What is being asked:
Lines before the one containing "What does this" are excluded; reproduce that line and all lines after it in the entries below, exactly.

(Saved entries)
------------

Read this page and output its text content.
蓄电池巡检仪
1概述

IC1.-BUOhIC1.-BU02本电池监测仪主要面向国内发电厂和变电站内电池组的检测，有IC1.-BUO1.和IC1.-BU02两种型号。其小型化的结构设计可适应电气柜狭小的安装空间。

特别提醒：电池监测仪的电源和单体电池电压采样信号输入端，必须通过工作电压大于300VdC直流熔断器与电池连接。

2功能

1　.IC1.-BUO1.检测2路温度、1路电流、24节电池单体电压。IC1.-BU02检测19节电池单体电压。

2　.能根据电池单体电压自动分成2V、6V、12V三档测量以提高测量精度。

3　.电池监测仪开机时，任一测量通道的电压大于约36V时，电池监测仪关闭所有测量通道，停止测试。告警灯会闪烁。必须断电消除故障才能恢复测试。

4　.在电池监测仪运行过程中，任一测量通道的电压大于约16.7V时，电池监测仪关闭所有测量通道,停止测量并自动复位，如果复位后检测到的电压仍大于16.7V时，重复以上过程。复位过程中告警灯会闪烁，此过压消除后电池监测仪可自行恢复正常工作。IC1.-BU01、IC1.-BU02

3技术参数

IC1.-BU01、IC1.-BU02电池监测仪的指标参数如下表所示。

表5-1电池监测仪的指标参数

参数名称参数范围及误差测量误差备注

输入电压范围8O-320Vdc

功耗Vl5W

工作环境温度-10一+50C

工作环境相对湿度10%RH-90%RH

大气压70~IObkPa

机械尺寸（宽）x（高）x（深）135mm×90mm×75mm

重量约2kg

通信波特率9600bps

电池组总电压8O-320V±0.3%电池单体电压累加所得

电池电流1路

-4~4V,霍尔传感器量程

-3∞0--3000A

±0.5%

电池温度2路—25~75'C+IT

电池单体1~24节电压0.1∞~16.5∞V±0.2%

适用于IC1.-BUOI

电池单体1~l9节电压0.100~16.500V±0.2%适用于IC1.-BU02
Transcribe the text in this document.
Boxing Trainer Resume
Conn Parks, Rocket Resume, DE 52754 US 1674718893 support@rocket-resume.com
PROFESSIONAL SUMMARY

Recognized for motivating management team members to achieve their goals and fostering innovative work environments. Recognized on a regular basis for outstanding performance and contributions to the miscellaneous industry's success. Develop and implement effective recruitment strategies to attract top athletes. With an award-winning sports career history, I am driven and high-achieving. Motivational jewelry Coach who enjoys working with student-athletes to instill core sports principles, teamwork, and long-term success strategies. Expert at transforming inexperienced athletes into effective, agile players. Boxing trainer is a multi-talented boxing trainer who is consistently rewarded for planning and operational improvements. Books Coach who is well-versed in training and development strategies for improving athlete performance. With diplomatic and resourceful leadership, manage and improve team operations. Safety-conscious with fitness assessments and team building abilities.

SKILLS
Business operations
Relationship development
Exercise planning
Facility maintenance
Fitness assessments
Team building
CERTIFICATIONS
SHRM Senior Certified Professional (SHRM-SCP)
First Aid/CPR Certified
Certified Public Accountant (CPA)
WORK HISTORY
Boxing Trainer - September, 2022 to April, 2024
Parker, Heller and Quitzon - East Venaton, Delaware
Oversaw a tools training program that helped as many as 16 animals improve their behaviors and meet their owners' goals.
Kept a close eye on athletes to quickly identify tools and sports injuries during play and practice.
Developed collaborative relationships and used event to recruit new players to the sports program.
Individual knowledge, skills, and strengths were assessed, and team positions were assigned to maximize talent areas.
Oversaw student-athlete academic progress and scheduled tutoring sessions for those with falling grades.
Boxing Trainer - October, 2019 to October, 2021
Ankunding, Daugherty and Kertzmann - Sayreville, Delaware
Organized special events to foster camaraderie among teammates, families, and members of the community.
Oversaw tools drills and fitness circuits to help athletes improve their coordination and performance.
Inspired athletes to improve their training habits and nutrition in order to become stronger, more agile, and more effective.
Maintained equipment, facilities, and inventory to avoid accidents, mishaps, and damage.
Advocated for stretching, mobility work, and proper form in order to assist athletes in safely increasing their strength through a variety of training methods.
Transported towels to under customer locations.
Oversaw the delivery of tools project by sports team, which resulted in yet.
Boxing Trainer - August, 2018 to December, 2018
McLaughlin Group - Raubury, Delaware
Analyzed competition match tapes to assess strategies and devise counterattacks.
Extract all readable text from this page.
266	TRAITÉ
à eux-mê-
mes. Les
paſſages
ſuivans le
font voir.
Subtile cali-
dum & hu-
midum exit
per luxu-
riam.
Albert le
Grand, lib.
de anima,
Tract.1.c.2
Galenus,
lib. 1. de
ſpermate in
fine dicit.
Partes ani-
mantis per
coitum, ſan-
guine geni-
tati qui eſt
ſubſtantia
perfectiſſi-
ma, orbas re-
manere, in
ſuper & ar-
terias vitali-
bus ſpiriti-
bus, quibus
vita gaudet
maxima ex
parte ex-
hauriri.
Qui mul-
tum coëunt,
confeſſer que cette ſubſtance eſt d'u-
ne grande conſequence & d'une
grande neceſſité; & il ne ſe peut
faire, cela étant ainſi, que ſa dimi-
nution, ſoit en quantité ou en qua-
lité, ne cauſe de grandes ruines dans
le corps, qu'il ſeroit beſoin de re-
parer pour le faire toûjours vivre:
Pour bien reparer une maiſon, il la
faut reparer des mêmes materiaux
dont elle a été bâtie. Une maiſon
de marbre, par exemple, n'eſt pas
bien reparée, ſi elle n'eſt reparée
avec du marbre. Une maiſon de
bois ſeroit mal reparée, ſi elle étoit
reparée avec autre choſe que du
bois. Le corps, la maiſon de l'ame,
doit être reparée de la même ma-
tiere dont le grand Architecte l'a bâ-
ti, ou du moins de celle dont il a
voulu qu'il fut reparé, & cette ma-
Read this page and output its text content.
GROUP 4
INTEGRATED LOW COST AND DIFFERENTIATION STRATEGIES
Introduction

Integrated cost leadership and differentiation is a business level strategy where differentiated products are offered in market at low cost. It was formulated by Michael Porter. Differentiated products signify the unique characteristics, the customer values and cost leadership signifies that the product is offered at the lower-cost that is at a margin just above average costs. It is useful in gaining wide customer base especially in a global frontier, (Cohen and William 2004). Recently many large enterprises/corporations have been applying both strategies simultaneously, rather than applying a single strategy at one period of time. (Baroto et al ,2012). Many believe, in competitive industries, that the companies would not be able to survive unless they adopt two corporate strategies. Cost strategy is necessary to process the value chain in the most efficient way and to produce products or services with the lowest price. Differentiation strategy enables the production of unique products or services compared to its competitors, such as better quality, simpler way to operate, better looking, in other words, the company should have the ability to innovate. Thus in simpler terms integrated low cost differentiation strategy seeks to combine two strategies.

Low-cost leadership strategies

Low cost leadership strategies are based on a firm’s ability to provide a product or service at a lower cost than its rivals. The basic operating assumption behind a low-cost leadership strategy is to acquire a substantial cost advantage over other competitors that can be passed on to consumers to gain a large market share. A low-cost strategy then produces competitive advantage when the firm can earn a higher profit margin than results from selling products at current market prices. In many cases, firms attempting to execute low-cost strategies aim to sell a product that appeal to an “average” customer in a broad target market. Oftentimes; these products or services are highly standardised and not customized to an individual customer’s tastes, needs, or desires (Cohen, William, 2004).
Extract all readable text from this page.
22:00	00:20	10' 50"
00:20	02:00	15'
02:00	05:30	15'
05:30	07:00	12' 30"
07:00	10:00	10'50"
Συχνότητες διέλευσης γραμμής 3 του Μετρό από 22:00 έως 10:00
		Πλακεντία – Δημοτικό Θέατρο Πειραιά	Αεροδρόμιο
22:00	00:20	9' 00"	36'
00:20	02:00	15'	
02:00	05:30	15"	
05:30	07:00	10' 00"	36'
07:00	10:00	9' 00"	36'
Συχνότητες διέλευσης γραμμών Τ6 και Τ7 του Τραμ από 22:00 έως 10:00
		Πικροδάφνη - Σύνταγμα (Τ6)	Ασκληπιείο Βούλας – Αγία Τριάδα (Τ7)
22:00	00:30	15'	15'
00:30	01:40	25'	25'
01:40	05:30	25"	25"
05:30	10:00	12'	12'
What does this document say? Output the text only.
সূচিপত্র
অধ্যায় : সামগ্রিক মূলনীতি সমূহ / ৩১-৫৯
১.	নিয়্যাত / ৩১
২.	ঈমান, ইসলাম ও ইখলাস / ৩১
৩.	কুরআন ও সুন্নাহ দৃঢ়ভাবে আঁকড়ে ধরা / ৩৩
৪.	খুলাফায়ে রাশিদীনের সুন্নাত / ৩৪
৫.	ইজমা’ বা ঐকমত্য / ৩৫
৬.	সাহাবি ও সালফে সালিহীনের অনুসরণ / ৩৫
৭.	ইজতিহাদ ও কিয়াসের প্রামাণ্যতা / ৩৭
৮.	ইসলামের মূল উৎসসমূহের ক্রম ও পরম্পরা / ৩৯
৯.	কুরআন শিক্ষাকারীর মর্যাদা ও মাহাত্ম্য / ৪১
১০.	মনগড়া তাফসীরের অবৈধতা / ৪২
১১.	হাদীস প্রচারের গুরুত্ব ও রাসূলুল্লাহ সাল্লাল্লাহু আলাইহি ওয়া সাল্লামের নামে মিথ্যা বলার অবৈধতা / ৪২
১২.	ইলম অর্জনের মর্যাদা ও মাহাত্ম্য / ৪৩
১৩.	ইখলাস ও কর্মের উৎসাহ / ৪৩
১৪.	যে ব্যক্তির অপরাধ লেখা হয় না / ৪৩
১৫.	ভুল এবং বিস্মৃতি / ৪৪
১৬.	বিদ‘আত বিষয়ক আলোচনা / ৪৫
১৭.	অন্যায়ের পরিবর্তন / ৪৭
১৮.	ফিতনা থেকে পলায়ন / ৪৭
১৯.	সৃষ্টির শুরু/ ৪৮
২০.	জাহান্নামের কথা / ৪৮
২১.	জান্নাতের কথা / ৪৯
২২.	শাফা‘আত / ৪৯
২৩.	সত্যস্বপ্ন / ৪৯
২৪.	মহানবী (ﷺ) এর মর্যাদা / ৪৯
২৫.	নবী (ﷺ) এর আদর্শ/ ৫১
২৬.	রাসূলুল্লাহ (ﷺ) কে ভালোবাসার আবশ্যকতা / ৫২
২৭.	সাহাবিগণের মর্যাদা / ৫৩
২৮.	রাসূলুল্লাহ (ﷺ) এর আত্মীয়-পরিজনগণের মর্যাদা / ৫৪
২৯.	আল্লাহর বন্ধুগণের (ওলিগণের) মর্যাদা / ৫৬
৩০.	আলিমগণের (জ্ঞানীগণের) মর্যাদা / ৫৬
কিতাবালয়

------------

The answer:
What does this document say? Output the text only.
সূচিপত্র
অধ্যায় : সামগ্রিক মূলনীতি সমূহ / ৩১-৫৯
১.	নিয়্যাত / ৩১
২.	ঈমান, ইসলাম ও ইখলাস / ৩১
৩.	কুরআন ও সুন্নাহ দৃঢ়ভাবে আঁকড়ে ধরা / ৩৩
৪.	খুলাফায়ে রাশিদীনের সুন্নাত / ৩৪
৫.	ইজমা’ বা ঐকমত্য / ৩৫
৬.	সাহাবি ও সালফে সালিহীনের অনুসরণ / ৩৫
৭.	ইজতিহাদ ও কিয়াসের প্রামাণ্যতা / ৩৭
৮.	ইসলামের মূল উৎসসমূহের ক্রম ও পরম্পরা / ৩৯
৯.	কুরআন শিক্ষাকারীর মর্যাদা ও মাহাত্ম্য / ৪১
১০.	মনগড়া তাফসীরের অবৈধতা / ৪২
১১.	হাদীস প্রচারের গুরুত্ব ও রাসূলুল্লাহ সাল্লাল্লাহু আলাইহি ওয়া সাল্লামের নামে মিথ্যা বলার অবৈধতা / ৪২
১২.	ইলম অর্জনের মর্যাদা ও মাহাত্ম্য / ৪৩
১৩.	ইখলাস ও কর্মের উৎসাহ / ৪৩
১৪.	যে ব্যক্তির অপরাধ লেখা হয় না / ৪৩
১৫.	ভুল এবং বিস্মৃতি / ৪৪
১৬.	বিদ‘আত বিষয়ক আলোচনা / ৪৫
১৭.	অন্যায়ের পরিবর্তন / ৪৭
১৮.	ফিতনা থেকে পলায়ন / ৪৭
১৯.	সৃষ্টির শুরু/ ৪৮
২০.	জাহান্নামের কথা / ৪৮
২১.	জান্নাতের কথা / ৪৯
২২.	শাফা‘আত / ৪৯
২৩.	সত্যস্বপ্ন / ৪৯
২৪.	মহানবী (ﷺ) এর মর্যাদা / ৪৯
২৫.	নবী (ﷺ) এর আদর্শ/ ৫১
২৬.	রাসূলুল্লাহ (ﷺ) কে ভালোবাসার আবশ্যকতা / ৫২
২৭.	সাহাবিগণের মর্যাদা / ৫৩
২৮.	রাসূলুল্লাহ (ﷺ) এর আত্মীয়-পরিজনগণের মর্যাদা / ৫৪
২৯.	আল্লাহর বন্ধুগণের (ওলিগণের) মর্যাদা / ৫৬
৩০.	আলিমগণের (জ্ঞানীগণের) মর্যাদা / ৫৬
কিতাবালয়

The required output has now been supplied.